** DIRECTIVE **
Scan the lines below for the string "supinateur" and copy every one that has it.

** GIVEN RECORDS **

◇ ◇ ◇ ◇

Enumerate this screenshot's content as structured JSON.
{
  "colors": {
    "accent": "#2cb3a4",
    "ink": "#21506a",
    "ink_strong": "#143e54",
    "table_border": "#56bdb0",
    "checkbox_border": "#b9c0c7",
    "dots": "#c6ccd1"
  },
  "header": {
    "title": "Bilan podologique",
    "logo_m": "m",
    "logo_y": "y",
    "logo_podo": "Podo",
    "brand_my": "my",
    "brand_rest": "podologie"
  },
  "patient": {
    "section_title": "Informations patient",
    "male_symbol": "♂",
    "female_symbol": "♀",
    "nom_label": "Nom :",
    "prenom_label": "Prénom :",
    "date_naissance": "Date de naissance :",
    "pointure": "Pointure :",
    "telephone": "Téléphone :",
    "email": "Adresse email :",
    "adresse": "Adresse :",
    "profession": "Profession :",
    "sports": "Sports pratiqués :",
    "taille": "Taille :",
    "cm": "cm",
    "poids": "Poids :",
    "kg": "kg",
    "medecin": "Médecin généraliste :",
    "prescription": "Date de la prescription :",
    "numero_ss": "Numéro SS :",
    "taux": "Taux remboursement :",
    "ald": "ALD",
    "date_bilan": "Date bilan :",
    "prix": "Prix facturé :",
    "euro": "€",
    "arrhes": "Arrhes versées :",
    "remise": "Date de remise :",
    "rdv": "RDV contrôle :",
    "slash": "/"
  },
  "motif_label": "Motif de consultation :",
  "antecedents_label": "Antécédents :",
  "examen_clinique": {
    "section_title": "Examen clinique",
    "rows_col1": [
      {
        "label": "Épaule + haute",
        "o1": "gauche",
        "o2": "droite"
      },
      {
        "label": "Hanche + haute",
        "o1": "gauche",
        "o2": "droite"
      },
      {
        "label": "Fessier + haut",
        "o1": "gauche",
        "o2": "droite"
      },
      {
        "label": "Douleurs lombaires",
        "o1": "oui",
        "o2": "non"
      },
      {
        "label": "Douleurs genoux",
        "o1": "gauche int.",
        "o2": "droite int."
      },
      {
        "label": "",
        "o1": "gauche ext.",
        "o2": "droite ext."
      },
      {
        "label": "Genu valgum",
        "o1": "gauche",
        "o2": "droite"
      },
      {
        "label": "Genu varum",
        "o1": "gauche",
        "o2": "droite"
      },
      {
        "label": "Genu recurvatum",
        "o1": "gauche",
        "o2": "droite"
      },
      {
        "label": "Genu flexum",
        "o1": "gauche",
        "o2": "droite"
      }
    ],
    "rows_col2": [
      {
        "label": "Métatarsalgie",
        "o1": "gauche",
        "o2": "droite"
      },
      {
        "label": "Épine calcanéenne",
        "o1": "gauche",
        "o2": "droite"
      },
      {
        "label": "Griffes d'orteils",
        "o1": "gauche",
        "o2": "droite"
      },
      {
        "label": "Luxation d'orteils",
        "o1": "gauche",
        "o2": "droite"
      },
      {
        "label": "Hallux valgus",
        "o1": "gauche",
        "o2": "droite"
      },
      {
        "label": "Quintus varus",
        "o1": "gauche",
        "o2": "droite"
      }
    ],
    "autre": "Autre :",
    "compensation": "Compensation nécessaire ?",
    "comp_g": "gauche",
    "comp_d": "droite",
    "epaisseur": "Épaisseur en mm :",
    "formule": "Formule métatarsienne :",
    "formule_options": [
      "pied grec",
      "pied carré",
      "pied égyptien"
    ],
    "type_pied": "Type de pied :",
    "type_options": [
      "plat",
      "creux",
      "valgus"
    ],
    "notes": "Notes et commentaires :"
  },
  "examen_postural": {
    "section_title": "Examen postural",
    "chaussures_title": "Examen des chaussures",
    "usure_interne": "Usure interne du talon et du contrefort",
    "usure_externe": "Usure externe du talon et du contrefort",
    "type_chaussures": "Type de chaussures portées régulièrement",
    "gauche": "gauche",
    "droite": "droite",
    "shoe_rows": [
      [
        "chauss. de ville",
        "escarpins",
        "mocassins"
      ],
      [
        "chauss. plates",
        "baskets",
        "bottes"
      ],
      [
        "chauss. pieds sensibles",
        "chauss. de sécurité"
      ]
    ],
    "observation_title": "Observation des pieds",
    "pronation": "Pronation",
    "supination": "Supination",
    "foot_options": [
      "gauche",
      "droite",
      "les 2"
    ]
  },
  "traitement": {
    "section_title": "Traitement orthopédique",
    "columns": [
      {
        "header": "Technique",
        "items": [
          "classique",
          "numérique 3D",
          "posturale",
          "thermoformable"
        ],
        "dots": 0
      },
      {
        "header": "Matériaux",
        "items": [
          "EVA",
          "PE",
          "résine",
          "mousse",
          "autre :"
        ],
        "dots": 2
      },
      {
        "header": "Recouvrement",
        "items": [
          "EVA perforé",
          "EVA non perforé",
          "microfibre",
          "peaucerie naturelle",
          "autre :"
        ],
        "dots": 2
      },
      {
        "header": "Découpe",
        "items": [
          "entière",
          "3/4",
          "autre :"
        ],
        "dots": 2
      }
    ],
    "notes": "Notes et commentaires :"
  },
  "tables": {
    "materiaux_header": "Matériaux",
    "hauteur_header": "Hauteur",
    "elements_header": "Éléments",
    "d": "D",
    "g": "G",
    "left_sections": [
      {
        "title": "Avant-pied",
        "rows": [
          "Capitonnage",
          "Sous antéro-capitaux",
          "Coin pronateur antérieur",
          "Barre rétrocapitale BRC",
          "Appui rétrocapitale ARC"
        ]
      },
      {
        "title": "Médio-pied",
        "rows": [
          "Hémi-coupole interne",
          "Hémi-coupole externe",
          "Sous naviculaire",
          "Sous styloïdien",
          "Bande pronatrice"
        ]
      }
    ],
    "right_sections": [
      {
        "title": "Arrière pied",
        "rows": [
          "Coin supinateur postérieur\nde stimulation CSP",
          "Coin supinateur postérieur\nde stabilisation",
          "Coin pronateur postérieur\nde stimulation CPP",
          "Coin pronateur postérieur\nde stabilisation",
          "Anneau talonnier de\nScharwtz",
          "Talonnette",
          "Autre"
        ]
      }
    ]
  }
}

◇ ◇ ◇ ◇

** EXERCISE SOLUTION **
          "Coin supinateur postérieur\nde stimulation CSP",
          "Coin supinateur postérieur\nde stabilisation",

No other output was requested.